(Stored entries)
______________________________

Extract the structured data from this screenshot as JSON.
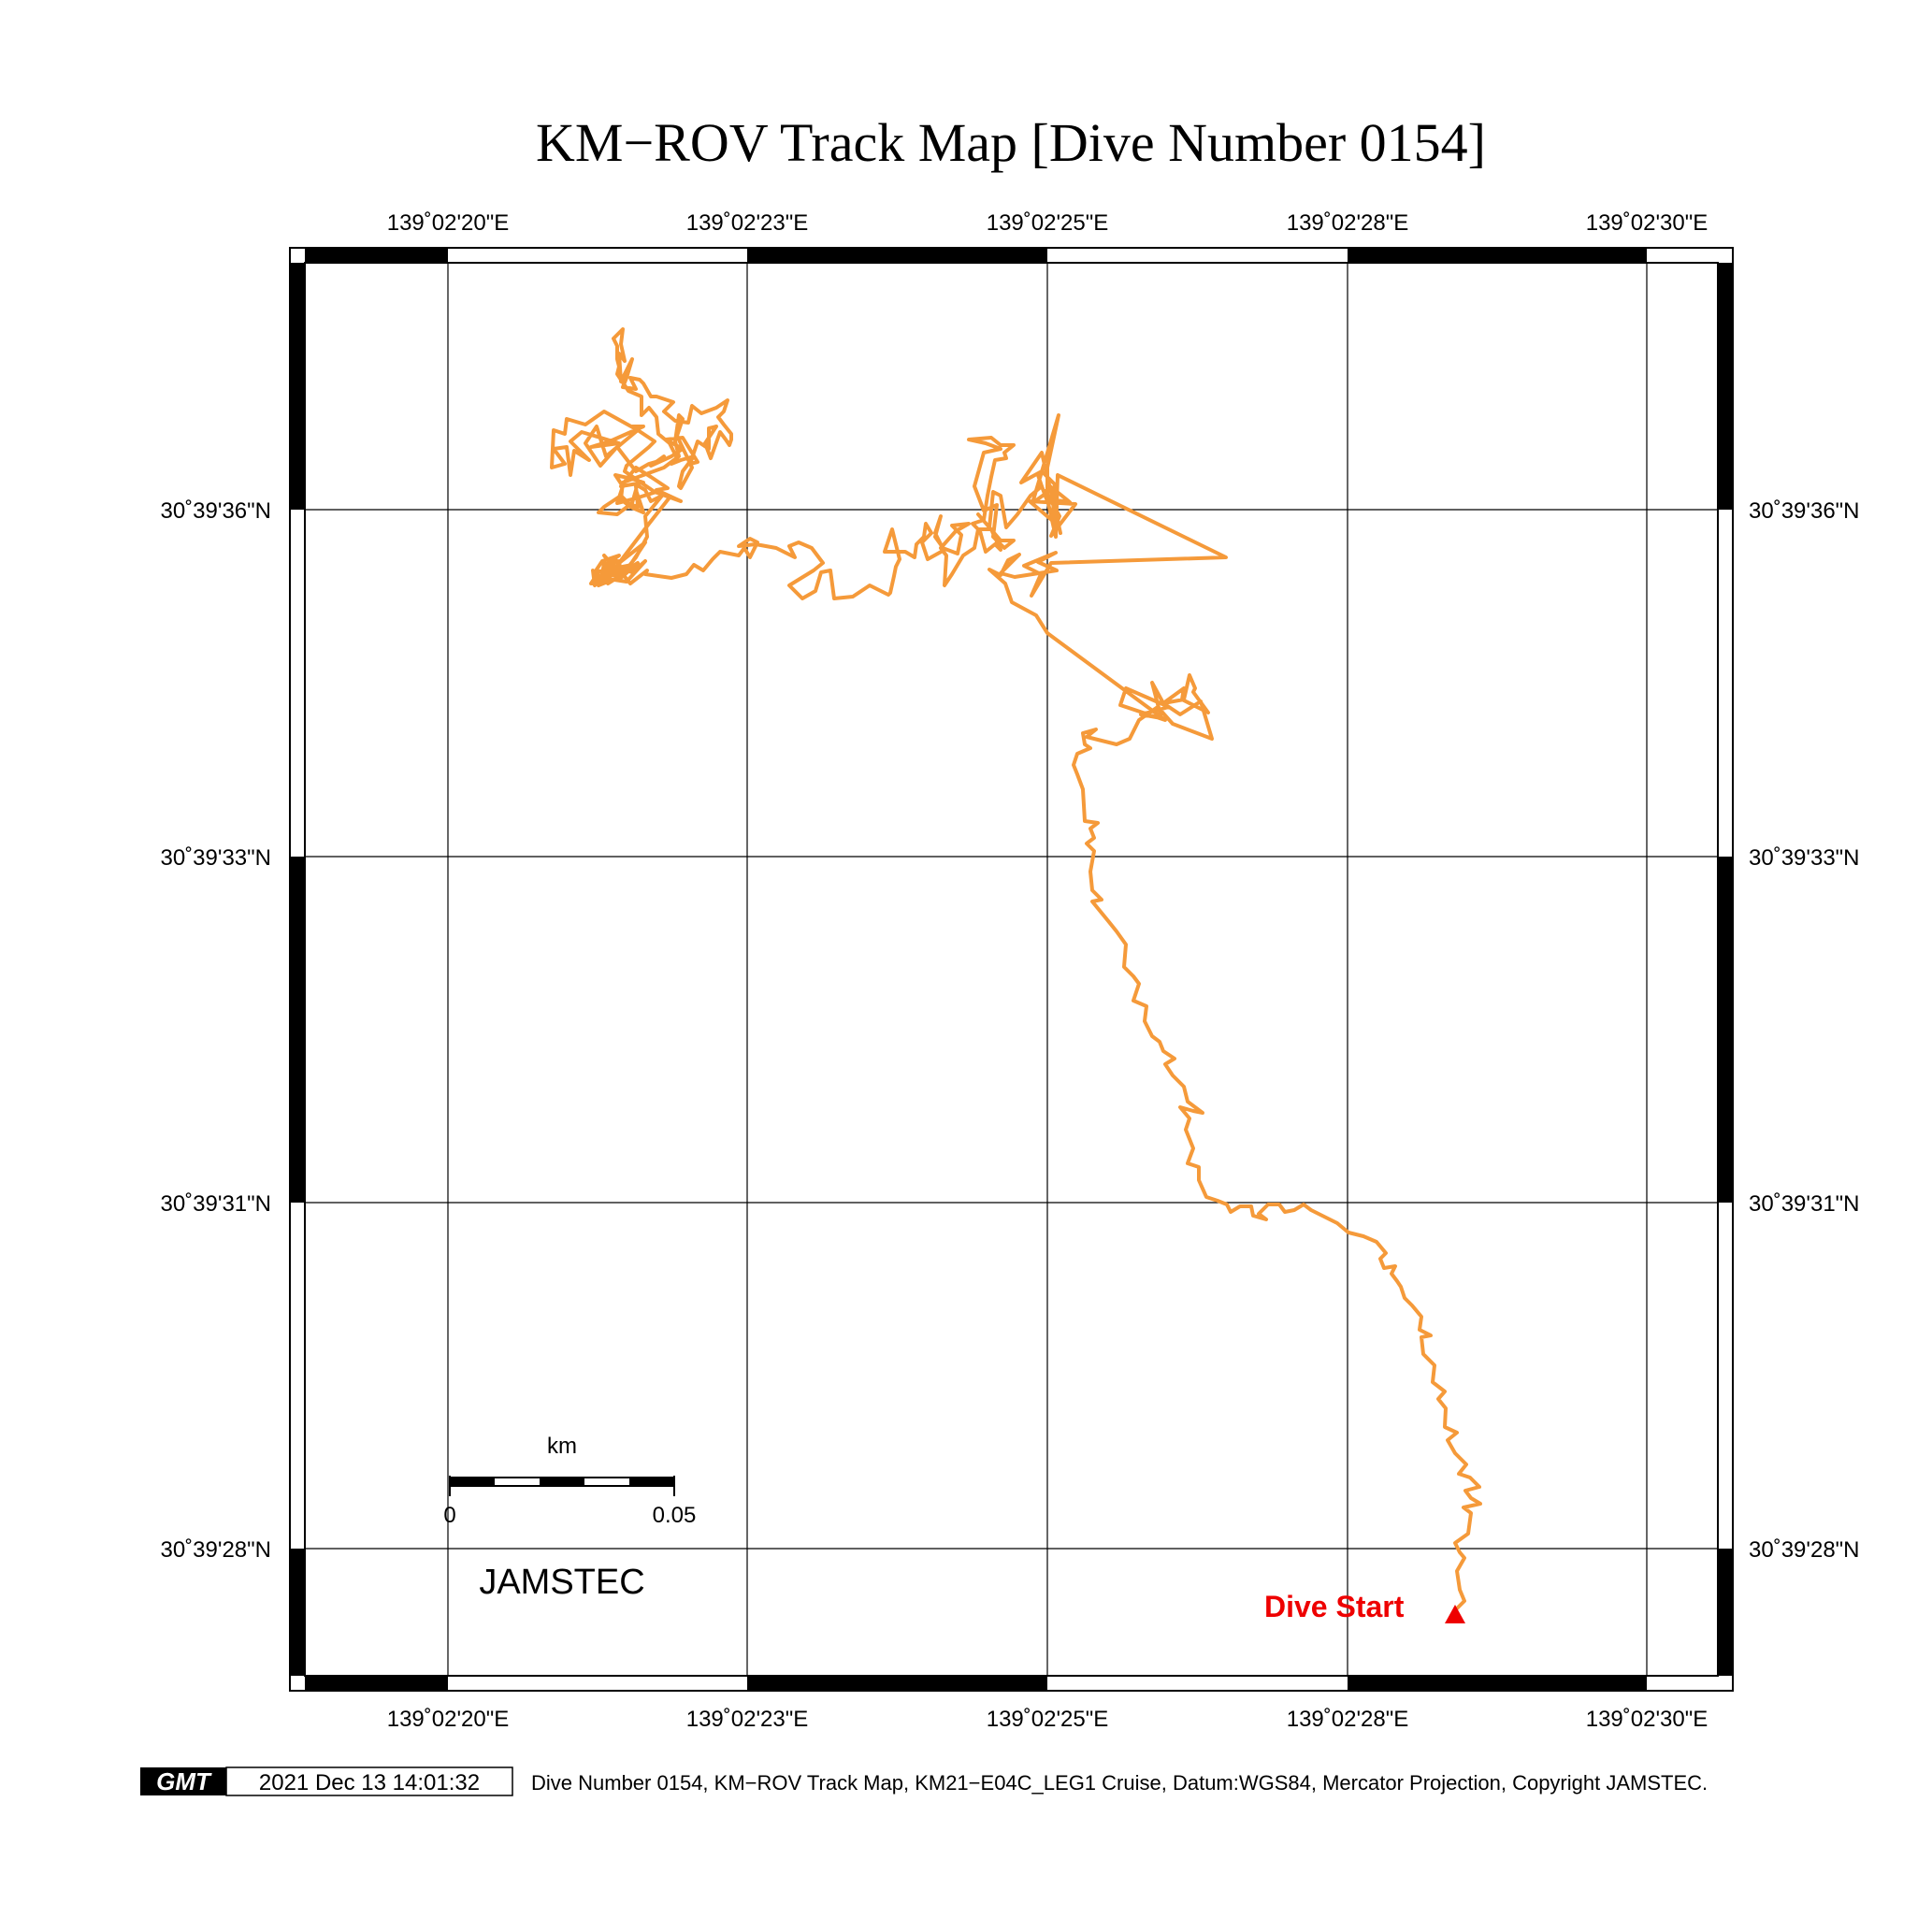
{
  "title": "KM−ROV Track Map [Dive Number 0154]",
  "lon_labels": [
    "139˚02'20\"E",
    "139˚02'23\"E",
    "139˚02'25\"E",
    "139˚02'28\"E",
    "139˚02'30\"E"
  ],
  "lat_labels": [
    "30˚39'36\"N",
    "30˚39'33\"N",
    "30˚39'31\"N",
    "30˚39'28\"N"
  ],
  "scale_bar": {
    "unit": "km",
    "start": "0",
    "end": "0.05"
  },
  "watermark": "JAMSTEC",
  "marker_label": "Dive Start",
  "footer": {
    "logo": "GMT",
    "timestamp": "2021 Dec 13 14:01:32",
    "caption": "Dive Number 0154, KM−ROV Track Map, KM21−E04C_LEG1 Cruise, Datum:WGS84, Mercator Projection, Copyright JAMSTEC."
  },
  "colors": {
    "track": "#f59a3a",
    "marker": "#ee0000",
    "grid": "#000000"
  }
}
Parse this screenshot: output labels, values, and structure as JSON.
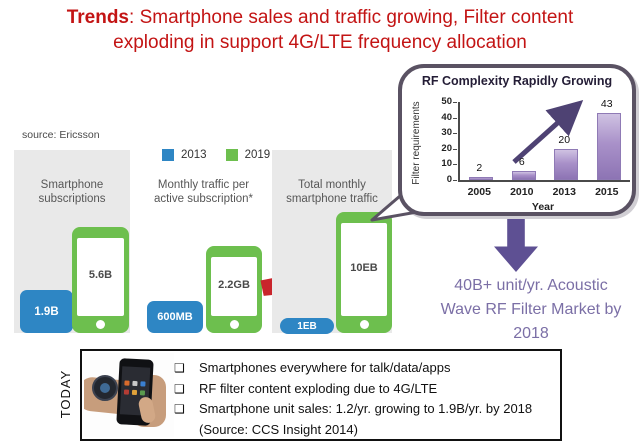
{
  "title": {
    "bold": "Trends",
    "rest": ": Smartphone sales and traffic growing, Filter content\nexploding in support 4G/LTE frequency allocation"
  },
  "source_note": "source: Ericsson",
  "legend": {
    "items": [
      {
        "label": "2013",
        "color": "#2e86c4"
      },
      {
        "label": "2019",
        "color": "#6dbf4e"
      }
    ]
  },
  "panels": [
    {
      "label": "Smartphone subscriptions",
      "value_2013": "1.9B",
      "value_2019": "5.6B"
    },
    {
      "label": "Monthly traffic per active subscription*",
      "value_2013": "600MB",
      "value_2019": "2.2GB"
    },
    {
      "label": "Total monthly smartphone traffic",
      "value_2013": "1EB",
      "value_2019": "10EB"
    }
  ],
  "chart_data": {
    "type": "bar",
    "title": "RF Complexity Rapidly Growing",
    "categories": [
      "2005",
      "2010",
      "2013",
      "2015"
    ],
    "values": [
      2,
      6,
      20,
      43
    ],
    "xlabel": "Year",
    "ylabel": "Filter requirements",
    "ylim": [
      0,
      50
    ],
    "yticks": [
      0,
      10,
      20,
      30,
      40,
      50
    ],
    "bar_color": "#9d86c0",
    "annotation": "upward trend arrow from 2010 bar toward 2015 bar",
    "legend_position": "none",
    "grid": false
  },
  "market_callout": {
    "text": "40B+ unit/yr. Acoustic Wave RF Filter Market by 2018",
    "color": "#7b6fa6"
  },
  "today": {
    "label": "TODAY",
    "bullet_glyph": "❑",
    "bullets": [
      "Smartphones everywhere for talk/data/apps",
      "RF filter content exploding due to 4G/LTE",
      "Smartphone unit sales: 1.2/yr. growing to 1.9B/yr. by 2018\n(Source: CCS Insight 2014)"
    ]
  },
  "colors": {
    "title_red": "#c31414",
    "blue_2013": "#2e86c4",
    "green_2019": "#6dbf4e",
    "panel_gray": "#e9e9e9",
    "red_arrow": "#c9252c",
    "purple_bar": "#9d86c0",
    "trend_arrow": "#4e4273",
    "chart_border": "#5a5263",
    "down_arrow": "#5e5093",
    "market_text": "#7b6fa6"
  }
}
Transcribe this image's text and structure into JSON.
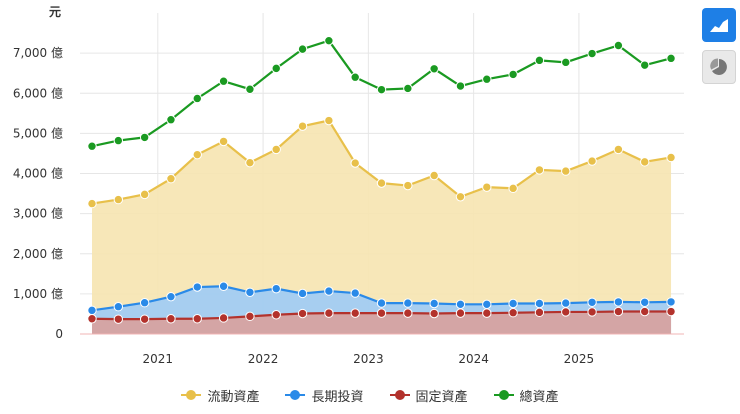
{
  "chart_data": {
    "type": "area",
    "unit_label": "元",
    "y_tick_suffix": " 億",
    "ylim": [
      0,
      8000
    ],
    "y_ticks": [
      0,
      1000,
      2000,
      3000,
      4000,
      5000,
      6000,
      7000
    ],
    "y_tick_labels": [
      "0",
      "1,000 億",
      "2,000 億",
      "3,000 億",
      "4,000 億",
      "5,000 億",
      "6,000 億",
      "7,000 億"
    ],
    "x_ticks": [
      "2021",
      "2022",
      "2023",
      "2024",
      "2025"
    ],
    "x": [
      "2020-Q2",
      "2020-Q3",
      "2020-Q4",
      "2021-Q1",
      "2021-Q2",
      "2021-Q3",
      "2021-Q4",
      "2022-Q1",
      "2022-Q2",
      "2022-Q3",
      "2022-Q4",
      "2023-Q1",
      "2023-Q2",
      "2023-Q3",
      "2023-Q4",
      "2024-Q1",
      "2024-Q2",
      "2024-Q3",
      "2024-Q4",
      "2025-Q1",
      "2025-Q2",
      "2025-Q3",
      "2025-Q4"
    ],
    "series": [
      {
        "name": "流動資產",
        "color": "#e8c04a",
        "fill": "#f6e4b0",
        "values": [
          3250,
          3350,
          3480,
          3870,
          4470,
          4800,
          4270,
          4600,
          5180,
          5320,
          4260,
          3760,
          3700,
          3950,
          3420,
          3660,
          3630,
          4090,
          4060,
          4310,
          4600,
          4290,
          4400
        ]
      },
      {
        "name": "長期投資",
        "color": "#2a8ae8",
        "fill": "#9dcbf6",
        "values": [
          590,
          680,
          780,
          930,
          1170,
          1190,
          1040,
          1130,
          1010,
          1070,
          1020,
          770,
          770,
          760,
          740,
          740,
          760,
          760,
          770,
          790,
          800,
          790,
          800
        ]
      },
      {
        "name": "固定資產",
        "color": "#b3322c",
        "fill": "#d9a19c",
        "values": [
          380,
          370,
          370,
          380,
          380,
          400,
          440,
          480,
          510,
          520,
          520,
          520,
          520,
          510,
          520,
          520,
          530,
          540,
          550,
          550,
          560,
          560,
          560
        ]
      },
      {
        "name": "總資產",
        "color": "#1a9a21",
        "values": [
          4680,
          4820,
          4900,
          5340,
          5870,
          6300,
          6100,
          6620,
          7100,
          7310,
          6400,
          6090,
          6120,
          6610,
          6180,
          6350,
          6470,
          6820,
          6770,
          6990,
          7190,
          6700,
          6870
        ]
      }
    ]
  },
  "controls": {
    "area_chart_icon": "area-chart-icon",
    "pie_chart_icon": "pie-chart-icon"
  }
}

______________________________

Your objective: Pick out, from the lines above, every one that contains the string "name".

Exercise output:
        "name": "流動資產",
        "name": "長期投資",
        "name": "固定資產",
        "name": "總資產",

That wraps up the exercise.